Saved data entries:
——————

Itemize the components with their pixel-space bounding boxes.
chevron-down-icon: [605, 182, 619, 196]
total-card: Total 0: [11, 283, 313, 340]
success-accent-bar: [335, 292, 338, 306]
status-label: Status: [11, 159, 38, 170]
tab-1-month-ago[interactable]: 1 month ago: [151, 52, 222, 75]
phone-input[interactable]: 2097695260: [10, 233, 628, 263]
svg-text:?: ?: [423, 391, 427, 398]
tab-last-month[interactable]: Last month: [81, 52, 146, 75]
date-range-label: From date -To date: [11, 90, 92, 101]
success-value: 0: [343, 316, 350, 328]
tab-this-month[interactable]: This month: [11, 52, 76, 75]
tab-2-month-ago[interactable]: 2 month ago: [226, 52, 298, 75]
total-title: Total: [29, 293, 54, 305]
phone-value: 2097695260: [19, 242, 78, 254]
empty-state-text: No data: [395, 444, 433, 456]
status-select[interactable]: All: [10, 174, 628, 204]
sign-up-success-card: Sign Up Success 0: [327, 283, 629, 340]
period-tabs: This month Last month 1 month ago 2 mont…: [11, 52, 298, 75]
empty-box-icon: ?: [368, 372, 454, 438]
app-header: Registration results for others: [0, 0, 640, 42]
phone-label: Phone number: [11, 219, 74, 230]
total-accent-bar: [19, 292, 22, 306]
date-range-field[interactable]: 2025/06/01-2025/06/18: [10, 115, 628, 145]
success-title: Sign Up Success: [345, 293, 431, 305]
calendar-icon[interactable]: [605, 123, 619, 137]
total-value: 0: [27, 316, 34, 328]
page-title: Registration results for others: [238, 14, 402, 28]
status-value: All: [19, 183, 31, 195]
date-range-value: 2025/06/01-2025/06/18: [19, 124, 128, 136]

——————

**What needs to be done**
Please copy out all of the lines above, character for character.

**Output of the task**
Itemize the components with their pixel-space bounding boxes.
chevron-down-icon: [605, 182, 619, 196]
total-card: Total 0: [11, 283, 313, 340]
success-accent-bar: [335, 292, 338, 306]
status-label: Status: [11, 159, 38, 170]
tab-1-month-ago[interactable]: 1 month ago: [151, 52, 222, 75]
phone-input[interactable]: 2097695260: [10, 233, 628, 263]
svg-text:?: ?: [423, 391, 427, 398]
tab-last-month[interactable]: Last month: [81, 52, 146, 75]
date-range-label: From date -To date: [11, 90, 92, 101]
success-value: 0: [343, 316, 350, 328]
tab-this-month[interactable]: This month: [11, 52, 76, 75]
tab-2-month-ago[interactable]: 2 month ago: [226, 52, 298, 75]
total-title: Total: [29, 293, 54, 305]
phone-value: 2097695260: [19, 242, 78, 254]
empty-state-text: No data: [395, 444, 433, 456]
status-select[interactable]: All: [10, 174, 628, 204]
sign-up-success-card: Sign Up Success 0: [327, 283, 629, 340]
period-tabs: This month Last month 1 month ago 2 mont…: [11, 52, 298, 75]
empty-box-icon: ?: [368, 372, 454, 438]
app-header: Registration results for others: [0, 0, 640, 42]
phone-label: Phone number: [11, 219, 74, 230]
total-accent-bar: [19, 292, 22, 306]
date-range-field[interactable]: 2025/06/01-2025/06/18: [10, 115, 628, 145]
success-title: Sign Up Success: [345, 293, 431, 305]
calendar-icon[interactable]: [605, 123, 619, 137]
total-value: 0: [27, 316, 34, 328]
page-title: Registration results for others: [238, 14, 402, 28]
status-value: All: [19, 183, 31, 195]
date-range-value: 2025/06/01-2025/06/18: [19, 124, 128, 136]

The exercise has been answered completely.